* _What this task involves_:
Provide nothing but the number of lines containing the string "este".

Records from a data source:
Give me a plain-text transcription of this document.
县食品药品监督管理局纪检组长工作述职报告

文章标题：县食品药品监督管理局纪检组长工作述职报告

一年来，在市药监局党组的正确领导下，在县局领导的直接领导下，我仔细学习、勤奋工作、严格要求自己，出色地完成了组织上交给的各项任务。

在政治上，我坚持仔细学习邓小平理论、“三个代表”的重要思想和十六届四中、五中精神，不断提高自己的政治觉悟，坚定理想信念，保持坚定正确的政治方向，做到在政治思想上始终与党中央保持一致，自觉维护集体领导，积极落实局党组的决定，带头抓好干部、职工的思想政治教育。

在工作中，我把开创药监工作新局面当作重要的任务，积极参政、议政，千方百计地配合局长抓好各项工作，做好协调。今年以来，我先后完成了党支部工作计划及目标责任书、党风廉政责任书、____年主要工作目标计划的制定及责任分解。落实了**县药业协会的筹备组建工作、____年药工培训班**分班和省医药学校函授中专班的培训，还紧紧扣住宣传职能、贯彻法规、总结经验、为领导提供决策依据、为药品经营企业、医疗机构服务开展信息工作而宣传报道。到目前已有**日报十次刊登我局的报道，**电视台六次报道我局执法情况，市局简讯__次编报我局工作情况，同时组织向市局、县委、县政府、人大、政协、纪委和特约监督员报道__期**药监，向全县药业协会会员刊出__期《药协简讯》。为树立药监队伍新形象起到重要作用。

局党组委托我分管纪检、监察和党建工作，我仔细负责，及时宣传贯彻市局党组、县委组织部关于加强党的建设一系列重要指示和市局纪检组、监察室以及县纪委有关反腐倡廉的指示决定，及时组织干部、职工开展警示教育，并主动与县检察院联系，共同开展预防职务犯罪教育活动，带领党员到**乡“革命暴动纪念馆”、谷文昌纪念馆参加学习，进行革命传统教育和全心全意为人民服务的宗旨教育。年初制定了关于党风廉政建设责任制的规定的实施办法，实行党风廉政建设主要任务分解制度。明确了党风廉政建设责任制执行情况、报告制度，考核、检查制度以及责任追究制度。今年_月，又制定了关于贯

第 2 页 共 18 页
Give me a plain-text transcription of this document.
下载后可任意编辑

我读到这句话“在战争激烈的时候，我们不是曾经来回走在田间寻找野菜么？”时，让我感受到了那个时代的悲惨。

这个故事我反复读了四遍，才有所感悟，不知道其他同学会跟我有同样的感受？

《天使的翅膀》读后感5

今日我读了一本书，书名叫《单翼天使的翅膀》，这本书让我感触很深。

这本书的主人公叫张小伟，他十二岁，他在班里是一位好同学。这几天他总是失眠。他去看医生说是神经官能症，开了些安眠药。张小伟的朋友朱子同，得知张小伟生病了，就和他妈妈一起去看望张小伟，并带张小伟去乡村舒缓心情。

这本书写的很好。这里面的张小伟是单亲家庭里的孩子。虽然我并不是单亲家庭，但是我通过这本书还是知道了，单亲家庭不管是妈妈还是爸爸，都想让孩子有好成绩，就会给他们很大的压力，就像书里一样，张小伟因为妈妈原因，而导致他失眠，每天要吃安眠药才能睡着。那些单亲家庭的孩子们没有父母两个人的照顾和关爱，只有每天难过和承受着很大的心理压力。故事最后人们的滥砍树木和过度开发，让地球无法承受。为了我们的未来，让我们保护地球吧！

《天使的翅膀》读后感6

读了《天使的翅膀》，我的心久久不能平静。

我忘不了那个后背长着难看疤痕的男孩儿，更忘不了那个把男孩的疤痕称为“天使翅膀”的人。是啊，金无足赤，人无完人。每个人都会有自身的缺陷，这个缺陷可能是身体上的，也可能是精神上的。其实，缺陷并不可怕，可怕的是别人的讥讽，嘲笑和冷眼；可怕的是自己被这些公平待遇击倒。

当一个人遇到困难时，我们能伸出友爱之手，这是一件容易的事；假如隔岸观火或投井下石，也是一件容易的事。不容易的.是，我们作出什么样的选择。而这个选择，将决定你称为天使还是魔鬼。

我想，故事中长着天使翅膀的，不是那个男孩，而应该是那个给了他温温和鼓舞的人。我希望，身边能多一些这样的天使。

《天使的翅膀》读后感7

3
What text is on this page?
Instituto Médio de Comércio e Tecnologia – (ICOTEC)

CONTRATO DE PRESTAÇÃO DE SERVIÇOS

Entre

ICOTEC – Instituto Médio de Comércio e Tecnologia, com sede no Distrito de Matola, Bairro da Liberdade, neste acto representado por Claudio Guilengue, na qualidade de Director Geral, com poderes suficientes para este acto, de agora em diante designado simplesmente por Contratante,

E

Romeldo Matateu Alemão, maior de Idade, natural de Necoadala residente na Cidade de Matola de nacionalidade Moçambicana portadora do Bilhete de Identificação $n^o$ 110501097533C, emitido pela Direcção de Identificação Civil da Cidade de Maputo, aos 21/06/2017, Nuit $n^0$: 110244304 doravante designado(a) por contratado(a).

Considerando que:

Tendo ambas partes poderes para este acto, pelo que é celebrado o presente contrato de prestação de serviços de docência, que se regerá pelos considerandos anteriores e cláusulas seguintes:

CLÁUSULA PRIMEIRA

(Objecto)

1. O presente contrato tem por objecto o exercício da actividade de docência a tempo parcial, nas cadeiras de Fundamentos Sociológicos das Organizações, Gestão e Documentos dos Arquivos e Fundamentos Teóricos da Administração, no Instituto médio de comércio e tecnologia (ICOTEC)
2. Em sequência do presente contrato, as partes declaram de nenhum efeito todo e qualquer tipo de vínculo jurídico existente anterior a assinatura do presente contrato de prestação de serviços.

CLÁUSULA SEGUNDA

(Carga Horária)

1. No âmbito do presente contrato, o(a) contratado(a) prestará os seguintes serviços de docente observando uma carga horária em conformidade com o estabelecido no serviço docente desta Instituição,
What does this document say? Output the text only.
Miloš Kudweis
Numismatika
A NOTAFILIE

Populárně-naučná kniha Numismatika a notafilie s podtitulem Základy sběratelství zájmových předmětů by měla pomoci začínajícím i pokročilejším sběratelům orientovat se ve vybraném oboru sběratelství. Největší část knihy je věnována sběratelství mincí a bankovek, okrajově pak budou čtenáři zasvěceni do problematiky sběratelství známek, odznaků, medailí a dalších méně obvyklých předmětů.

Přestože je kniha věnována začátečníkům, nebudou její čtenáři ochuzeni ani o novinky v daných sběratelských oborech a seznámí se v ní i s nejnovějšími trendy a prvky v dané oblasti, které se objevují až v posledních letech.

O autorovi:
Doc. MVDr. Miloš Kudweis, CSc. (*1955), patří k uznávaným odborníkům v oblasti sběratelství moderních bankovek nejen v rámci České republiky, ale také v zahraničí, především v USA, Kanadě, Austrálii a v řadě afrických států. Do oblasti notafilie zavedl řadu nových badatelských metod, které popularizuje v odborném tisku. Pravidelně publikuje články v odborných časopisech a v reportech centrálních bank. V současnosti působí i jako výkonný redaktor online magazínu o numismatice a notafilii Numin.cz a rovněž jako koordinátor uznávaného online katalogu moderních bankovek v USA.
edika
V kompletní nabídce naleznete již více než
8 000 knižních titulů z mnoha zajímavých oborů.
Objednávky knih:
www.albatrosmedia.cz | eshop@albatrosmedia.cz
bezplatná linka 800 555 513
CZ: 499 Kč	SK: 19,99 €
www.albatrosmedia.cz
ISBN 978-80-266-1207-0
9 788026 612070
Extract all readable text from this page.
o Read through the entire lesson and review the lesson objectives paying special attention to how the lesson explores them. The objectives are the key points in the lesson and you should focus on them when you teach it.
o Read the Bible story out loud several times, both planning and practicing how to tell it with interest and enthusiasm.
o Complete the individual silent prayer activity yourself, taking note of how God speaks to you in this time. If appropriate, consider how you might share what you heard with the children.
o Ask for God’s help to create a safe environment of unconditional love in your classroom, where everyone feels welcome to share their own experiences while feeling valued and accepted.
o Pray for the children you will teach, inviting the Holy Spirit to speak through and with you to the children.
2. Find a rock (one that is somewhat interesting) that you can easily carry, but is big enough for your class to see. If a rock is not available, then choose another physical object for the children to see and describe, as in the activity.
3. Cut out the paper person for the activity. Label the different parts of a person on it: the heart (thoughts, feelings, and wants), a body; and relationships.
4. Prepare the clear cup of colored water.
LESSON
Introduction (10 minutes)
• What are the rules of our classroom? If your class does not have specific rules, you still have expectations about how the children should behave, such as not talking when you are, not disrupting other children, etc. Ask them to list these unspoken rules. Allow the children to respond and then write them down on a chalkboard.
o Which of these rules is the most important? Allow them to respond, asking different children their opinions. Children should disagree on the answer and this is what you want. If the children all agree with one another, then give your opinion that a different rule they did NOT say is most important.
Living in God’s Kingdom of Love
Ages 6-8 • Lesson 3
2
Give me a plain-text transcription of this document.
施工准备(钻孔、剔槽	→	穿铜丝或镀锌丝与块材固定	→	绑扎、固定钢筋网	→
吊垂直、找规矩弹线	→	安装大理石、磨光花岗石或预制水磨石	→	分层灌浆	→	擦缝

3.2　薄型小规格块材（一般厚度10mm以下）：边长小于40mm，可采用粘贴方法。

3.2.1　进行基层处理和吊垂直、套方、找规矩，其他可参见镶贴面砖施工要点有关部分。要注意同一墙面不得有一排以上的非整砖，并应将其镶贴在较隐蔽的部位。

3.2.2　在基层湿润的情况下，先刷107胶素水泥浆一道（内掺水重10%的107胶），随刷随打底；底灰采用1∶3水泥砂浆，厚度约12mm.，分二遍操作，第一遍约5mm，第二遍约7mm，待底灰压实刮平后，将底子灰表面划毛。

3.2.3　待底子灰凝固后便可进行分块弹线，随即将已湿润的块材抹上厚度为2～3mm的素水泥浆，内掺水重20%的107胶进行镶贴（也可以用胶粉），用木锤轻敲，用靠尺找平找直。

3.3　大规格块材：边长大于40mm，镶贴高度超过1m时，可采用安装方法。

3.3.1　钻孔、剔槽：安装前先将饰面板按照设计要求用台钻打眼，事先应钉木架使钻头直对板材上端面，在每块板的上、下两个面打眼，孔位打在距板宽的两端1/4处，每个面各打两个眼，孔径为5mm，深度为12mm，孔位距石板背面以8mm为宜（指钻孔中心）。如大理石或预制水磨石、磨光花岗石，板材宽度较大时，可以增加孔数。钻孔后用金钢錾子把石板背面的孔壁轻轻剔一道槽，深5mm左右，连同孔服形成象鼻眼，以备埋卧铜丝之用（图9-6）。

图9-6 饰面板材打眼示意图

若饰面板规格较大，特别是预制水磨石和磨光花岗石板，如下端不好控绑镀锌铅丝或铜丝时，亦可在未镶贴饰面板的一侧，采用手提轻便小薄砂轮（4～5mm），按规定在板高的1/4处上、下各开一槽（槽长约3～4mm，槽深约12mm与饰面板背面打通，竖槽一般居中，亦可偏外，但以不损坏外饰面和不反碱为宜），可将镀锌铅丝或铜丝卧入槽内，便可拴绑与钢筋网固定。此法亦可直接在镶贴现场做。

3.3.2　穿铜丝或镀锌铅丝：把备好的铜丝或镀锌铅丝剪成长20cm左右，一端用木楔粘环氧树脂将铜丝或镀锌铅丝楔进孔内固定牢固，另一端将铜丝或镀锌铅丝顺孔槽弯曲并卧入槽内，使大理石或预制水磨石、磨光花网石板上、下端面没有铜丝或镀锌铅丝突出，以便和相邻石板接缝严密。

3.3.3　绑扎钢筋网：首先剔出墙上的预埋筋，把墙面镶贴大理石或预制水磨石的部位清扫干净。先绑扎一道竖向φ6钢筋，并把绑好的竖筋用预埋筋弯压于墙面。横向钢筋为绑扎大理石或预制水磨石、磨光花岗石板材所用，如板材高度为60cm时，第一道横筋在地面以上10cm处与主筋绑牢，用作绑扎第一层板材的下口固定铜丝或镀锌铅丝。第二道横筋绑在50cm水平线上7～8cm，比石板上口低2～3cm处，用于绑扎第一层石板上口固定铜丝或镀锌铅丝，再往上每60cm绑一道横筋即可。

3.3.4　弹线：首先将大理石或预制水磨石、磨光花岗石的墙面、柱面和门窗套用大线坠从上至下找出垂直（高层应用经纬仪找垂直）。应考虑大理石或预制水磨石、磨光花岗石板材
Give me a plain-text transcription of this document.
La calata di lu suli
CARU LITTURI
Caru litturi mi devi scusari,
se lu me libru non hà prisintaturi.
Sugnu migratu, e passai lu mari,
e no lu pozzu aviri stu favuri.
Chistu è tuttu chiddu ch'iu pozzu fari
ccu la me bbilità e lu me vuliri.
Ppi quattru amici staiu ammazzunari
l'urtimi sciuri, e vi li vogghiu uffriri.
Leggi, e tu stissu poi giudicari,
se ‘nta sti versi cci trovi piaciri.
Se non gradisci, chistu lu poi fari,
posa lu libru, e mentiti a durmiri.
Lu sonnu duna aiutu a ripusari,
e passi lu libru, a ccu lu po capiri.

* _Finished exercise_:
2